Saved entries:
= = =
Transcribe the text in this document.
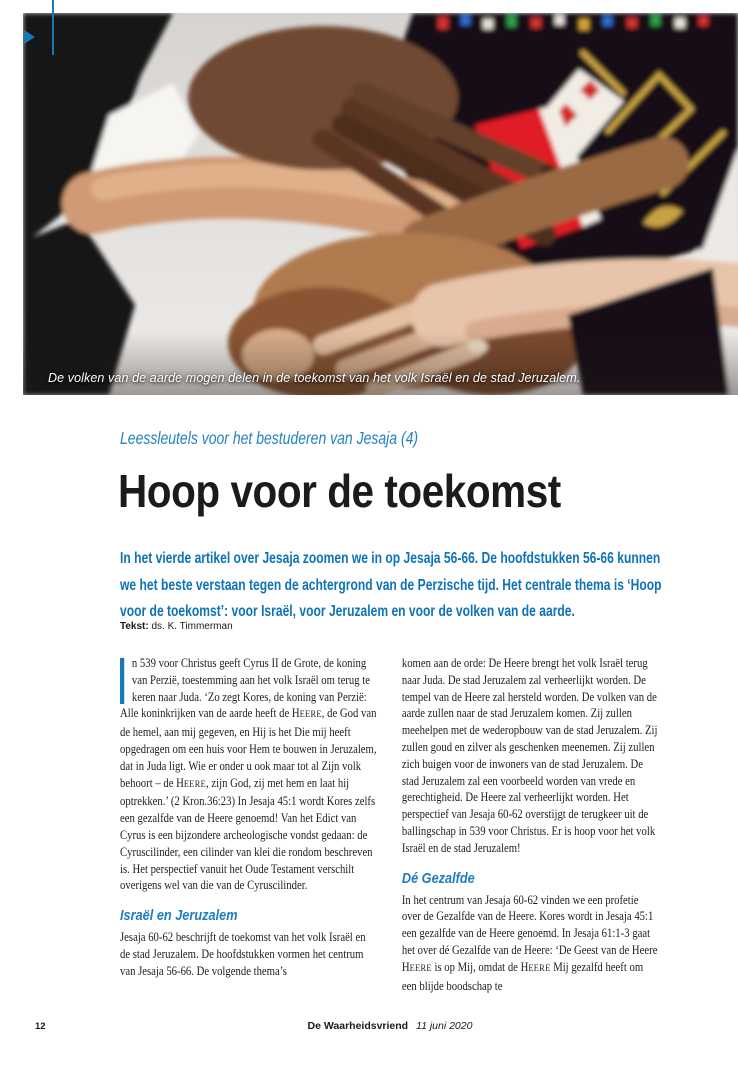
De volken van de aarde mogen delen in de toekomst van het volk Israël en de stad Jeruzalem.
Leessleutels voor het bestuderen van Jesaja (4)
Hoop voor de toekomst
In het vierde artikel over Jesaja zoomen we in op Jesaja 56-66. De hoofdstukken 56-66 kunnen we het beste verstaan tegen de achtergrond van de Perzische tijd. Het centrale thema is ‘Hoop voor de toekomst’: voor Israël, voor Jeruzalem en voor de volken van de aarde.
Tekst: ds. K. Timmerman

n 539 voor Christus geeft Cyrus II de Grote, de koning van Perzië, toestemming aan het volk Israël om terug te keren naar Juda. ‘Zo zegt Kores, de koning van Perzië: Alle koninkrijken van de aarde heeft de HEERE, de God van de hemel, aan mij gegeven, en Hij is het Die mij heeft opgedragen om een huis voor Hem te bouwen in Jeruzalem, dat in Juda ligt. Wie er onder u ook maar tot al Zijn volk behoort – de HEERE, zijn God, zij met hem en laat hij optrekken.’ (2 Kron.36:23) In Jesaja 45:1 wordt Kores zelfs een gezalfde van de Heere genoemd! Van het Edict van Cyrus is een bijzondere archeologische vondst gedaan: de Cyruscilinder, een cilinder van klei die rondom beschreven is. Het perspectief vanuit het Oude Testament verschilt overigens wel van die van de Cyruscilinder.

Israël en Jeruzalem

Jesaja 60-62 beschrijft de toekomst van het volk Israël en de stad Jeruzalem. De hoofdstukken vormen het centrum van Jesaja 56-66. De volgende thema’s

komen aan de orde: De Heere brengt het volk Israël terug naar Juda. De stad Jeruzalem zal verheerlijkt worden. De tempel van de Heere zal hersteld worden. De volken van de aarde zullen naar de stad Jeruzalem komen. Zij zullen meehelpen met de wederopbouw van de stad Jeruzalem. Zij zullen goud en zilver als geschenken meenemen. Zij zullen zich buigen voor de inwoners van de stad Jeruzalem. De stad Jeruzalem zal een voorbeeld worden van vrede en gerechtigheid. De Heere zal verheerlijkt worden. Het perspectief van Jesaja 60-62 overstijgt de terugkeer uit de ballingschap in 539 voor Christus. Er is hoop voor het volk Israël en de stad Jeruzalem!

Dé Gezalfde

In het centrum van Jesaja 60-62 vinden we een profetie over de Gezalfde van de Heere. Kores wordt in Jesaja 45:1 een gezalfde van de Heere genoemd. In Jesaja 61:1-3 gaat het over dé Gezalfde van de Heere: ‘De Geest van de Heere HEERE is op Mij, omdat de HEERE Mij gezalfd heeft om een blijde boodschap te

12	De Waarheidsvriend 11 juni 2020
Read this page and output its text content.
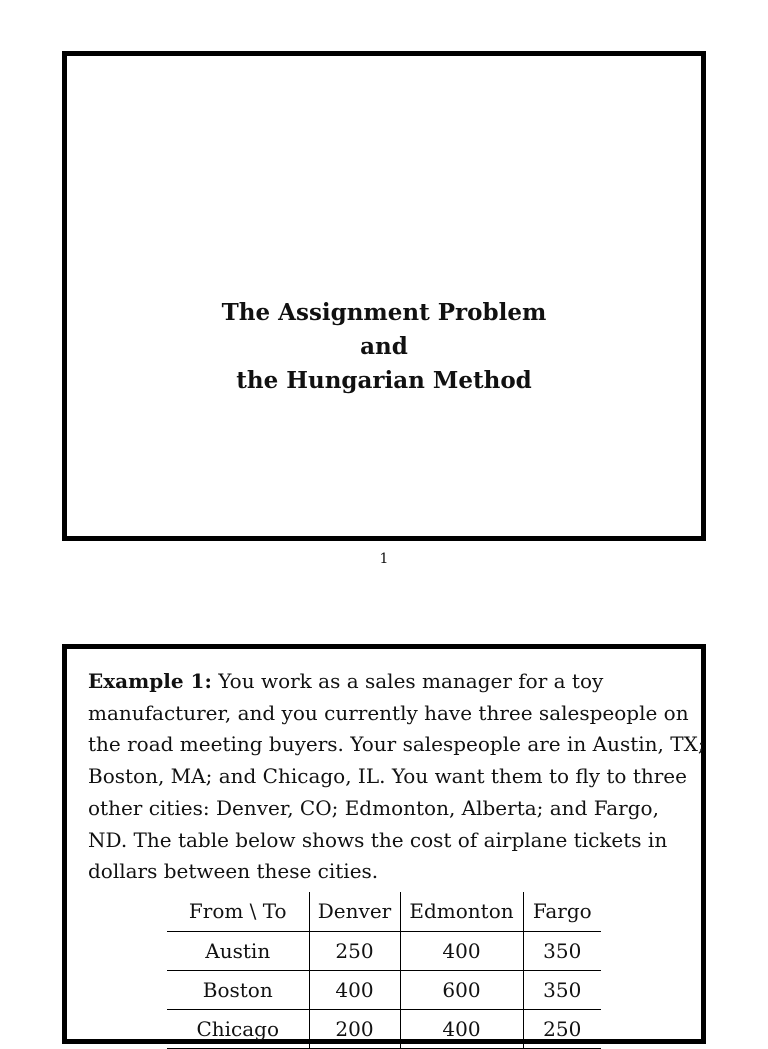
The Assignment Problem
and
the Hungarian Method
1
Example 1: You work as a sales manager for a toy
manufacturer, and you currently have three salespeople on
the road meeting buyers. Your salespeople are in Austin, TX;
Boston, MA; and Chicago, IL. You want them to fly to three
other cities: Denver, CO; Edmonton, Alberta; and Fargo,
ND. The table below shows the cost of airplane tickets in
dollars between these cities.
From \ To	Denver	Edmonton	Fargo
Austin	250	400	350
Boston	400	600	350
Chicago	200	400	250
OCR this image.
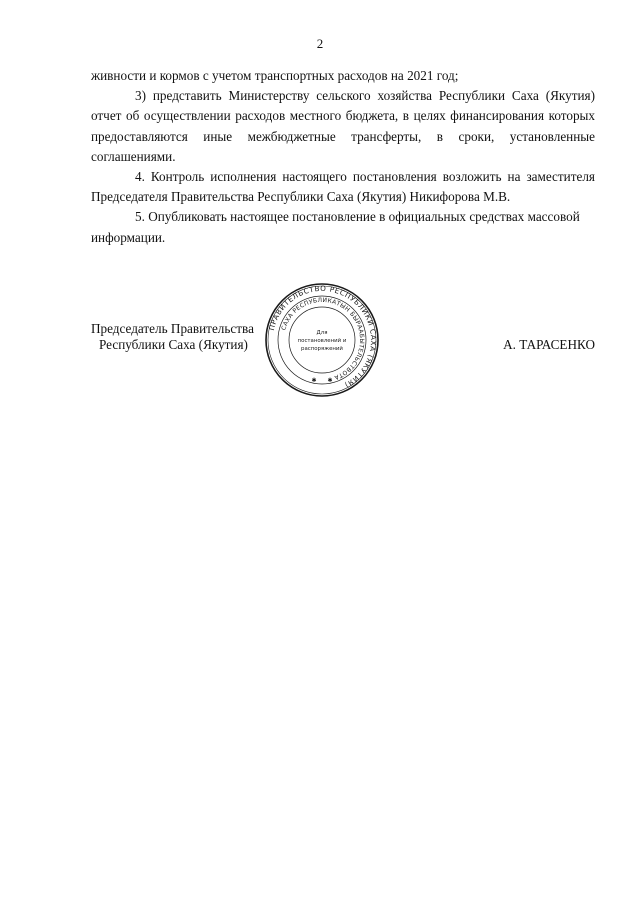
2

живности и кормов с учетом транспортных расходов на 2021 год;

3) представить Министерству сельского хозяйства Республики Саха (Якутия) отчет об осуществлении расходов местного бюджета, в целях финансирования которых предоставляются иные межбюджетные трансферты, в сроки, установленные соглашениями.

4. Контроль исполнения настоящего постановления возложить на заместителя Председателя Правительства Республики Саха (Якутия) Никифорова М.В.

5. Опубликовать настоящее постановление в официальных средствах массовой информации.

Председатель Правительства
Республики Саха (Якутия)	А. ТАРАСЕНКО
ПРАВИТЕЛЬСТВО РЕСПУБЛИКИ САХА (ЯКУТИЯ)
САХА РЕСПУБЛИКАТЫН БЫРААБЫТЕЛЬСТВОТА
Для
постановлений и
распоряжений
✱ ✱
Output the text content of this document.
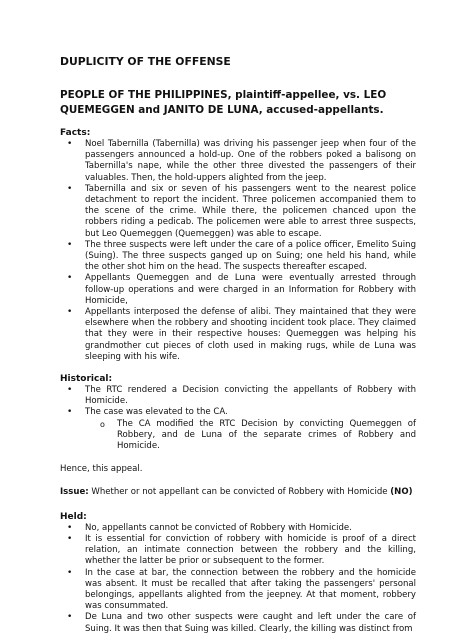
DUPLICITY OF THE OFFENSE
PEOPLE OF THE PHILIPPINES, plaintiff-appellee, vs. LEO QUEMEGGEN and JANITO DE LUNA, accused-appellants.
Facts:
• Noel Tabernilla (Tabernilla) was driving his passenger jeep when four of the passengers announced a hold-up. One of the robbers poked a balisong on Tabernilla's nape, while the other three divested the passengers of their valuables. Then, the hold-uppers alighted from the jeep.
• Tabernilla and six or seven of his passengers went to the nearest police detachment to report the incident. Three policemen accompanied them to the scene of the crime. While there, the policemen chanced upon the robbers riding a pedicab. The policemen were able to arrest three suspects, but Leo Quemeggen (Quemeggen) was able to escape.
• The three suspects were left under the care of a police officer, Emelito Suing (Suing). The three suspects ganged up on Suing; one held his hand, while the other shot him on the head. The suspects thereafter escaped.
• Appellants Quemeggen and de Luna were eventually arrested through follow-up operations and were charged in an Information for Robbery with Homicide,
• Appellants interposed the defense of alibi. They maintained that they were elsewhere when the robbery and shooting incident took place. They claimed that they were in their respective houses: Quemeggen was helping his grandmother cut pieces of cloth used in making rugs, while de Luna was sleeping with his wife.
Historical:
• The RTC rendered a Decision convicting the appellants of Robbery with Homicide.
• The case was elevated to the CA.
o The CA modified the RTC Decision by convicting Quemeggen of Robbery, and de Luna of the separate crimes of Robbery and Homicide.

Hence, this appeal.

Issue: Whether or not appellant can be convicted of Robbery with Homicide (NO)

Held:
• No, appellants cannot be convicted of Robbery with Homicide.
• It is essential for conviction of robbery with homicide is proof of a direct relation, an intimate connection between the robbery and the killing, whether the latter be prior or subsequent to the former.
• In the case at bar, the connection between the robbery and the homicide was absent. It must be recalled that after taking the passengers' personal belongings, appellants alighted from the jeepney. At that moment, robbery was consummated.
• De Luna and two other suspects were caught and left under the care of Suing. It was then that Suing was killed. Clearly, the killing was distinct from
= = =
**Work to be completed:** Examine the listing and say how many of its lines contain the string "under". Give the number alone.

**Solution for this task:** 2